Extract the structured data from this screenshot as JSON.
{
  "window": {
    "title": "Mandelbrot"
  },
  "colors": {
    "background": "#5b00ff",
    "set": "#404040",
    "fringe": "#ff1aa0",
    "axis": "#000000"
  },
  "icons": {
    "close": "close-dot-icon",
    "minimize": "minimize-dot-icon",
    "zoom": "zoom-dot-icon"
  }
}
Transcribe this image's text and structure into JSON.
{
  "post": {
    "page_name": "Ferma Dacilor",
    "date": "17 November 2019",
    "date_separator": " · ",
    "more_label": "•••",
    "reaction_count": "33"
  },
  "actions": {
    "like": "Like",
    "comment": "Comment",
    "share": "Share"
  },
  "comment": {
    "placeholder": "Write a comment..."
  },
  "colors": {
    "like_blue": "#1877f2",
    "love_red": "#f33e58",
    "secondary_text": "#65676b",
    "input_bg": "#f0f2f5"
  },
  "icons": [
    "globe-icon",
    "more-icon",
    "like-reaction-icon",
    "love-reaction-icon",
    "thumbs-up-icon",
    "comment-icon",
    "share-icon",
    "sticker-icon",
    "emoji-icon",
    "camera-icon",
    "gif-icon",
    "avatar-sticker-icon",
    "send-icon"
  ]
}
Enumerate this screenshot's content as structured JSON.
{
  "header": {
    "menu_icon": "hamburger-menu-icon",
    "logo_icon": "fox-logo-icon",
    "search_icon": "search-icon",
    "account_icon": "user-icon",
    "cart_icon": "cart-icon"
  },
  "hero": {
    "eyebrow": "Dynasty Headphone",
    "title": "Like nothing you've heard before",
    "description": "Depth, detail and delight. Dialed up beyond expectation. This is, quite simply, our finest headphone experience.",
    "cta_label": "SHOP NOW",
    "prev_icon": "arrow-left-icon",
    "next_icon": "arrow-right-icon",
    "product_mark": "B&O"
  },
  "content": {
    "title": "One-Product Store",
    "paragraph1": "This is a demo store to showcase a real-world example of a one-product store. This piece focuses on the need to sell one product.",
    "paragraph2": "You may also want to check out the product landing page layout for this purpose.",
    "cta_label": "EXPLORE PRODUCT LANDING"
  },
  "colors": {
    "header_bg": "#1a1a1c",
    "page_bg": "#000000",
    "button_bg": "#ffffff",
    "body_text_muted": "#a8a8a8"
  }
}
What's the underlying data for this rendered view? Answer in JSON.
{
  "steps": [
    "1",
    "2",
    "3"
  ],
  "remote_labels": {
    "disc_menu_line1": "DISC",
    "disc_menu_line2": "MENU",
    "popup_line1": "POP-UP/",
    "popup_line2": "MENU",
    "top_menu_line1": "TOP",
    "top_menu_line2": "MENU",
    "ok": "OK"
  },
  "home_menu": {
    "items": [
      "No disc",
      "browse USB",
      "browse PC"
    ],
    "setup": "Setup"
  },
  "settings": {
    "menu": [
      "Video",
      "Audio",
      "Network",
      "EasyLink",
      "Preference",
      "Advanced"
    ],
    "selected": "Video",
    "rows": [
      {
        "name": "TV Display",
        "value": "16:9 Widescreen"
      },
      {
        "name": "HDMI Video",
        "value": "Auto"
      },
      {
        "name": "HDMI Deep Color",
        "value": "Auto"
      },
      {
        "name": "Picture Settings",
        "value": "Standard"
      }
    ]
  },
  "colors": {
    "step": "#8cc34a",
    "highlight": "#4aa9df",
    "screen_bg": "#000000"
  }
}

» **What you should do**
Make an exact copy of the material above.

» **Answer for the task**
Extract the structured data from this screenshot as JSON.
{
  "window": {
    "title": "Mandelbrot"
  },
  "colors": {
    "background": "#5b00ff",
    "set": "#404040",
    "fringe": "#ff1aa0",
    "axis": "#000000"
  },
  "icons": {
    "close": "close-dot-icon",
    "minimize": "minimize-dot-icon",
    "zoom": "zoom-dot-icon"
  }
}
Transcribe this image's text and structure into JSON.
{
  "post": {
    "page_name": "Ferma Dacilor",
    "date": "17 November 2019",
    "date_separator": " · ",
    "more_label": "•••",
    "reaction_count": "33"
  },
  "actions": {
    "like": "Like",
    "comment": "Comment",
    "share": "Share"
  },
  "comment": {
    "placeholder": "Write a comment..."
  },
  "colors": {
    "like_blue": "#1877f2",
    "love_red": "#f33e58",
    "secondary_text": "#65676b",
    "input_bg": "#f0f2f5"
  },
  "icons": [
    "globe-icon",
    "more-icon",
    "like-reaction-icon",
    "love-reaction-icon",
    "thumbs-up-icon",
    "comment-icon",
    "share-icon",
    "sticker-icon",
    "emoji-icon",
    "camera-icon",
    "gif-icon",
    "avatar-sticker-icon",
    "send-icon"
  ]
}
Enumerate this screenshot's content as structured JSON.
{
  "header": {
    "menu_icon": "hamburger-menu-icon",
    "logo_icon": "fox-logo-icon",
    "search_icon": "search-icon",
    "account_icon": "user-icon",
    "cart_icon": "cart-icon"
  },
  "hero": {
    "eyebrow": "Dynasty Headphone",
    "title": "Like nothing you've heard before",
    "description": "Depth, detail and delight. Dialed up beyond expectation. This is, quite simply, our finest headphone experience.",
    "cta_label": "SHOP NOW",
    "prev_icon": "arrow-left-icon",
    "next_icon": "arrow-right-icon",
    "product_mark": "B&O"
  },
  "content": {
    "title": "One-Product Store",
    "paragraph1": "This is a demo store to showcase a real-world example of a one-product store. This piece focuses on the need to sell one product.",
    "paragraph2": "You may also want to check out the product landing page layout for this purpose.",
    "cta_label": "EXPLORE PRODUCT LANDING"
  },
  "colors": {
    "header_bg": "#1a1a1c",
    "page_bg": "#000000",
    "button_bg": "#ffffff",
    "body_text_muted": "#a8a8a8"
  }
}
What's the underlying data for this rendered view? Answer in JSON.
{
  "steps": [
    "1",
    "2",
    "3"
  ],
  "remote_labels": {
    "disc_menu_line1": "DISC",
    "disc_menu_line2": "MENU",
    "popup_line1": "POP-UP/",
    "popup_line2": "MENU",
    "top_menu_line1": "TOP",
    "top_menu_line2": "MENU",
    "ok": "OK"
  },
  "home_menu": {
    "items": [
      "No disc",
      "browse USB",
      "browse PC"
    ],
    "setup": "Setup"
  },
  "settings": {
    "menu": [
      "Video",
      "Audio",
      "Network",
      "EasyLink",
      "Preference",
      "Advanced"
    ],
    "selected": "Video",
    "rows": [
      {
        "name": "TV Display",
        "value": "16:9 Widescreen"
      },
      {
        "name": "HDMI Video",
        "value": "Auto"
      },
      {
        "name": "HDMI Deep Color",
        "value": "Auto"
      },
      {
        "name": "Picture Settings",
        "value": "Standard"
      }
    ]
  },
  "colors": {
    "step": "#8cc34a",
    "highlight": "#4aa9df",
    "screen_bg": "#000000"
  }
}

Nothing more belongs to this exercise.